** Start of Material shown **

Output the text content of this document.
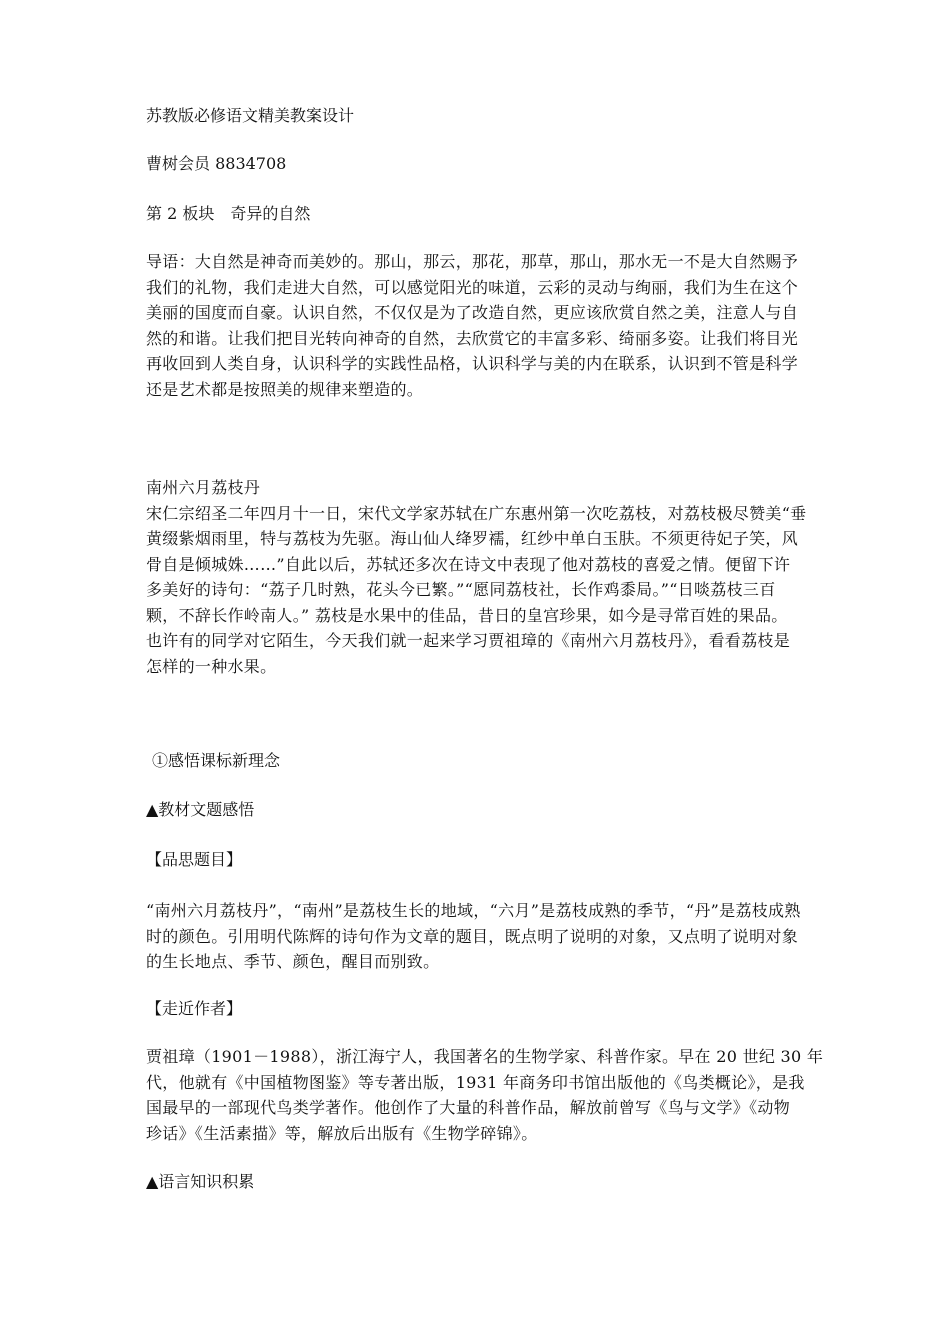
苏教版必修语文精美教案设计
曹树会员 8834708
第 2 板块　奇异的自然
导语：大自然是神奇而美妙的。那山，那云，那花，那草，那山，那水无一不是大自然赐予
我们的礼物，我们走进大自然，可以感觉阳光的味道，云彩的灵动与绚丽，我们为生在这个
美丽的国度而自豪。认识自然，不仅仅是为了改造自然，更应该欣赏自然之美，注意人与自
然的和谐。让我们把目光转向神奇的自然，去欣赏它的丰富多彩、绮丽多姿。让我们将目光
再收回到人类自身，认识科学的实践性品格，认识科学与美的内在联系，认识到不管是科学
还是艺术都是按照美的规律来塑造的。
南州六月荔枝丹
宋仁宗绍圣二年四月十一日，宋代文学家苏轼在广东惠州第一次吃荔枝，对荔枝极尽赞美“垂
黄缀紫烟雨里，特与荔枝为先驱。海山仙人绛罗襦，红纱中单白玉肤。不须更待妃子笑，风
骨自是倾城姝……”自此以后，苏轼还多次在诗文中表现了他对荔枝的喜爱之情。便留下许
多美好的诗句：“荔子几时熟，花头今已繁。”“愿同荔枝社，长作鸡黍局。”“日啖荔枝三百
颗，不辞长作岭南人。” 荔枝是水果中的佳品，昔日的皇宫珍果，如今是寻常百姓的果品。
也许有的同学对它陌生，今天我们就一起来学习贾祖璋的《南州六月荔枝丹》，看看荔枝是
怎样的一种水果。
①感悟课标新理念
▲教材文题感悟
【品思题目】
“南州六月荔枝丹”，“南州”是荔枝生长的地域，“六月”是荔枝成熟的季节，“丹”是荔枝成熟
时的颜色。引用明代陈辉的诗句作为文章的题目，既点明了说明的对象，又点明了说明对象
的生长地点、季节、颜色，醒目而别致。
【走近作者】
贾祖璋（1901－1988），浙江海宁人，我国著名的生物学家、科普作家。早在 20 世纪 30 年
代，他就有《中国植物图鉴》等专著出版，1931 年商务印书馆出版他的《鸟类概论》，是我
国最早的一部现代鸟类学著作。他创作了大量的科普作品，解放前曾写《鸟与文学》《动物
珍话》《生活素描》等，解放后出版有《生物学碎锦》。
▲语言知识积累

** End of Material shown **

What the task asks
Identify each line containing the string "南州六月荔枝丹" and copy it out.

Reply
南州六月荔枝丹
也许有的同学对它陌生，今天我们就一起来学习贾祖璋的《南州六月荔枝丹》，看看荔枝是
“南州六月荔枝丹”，“南州”是荔枝生长的地域，“六月”是荔枝成熟的季节，“丹”是荔枝成熟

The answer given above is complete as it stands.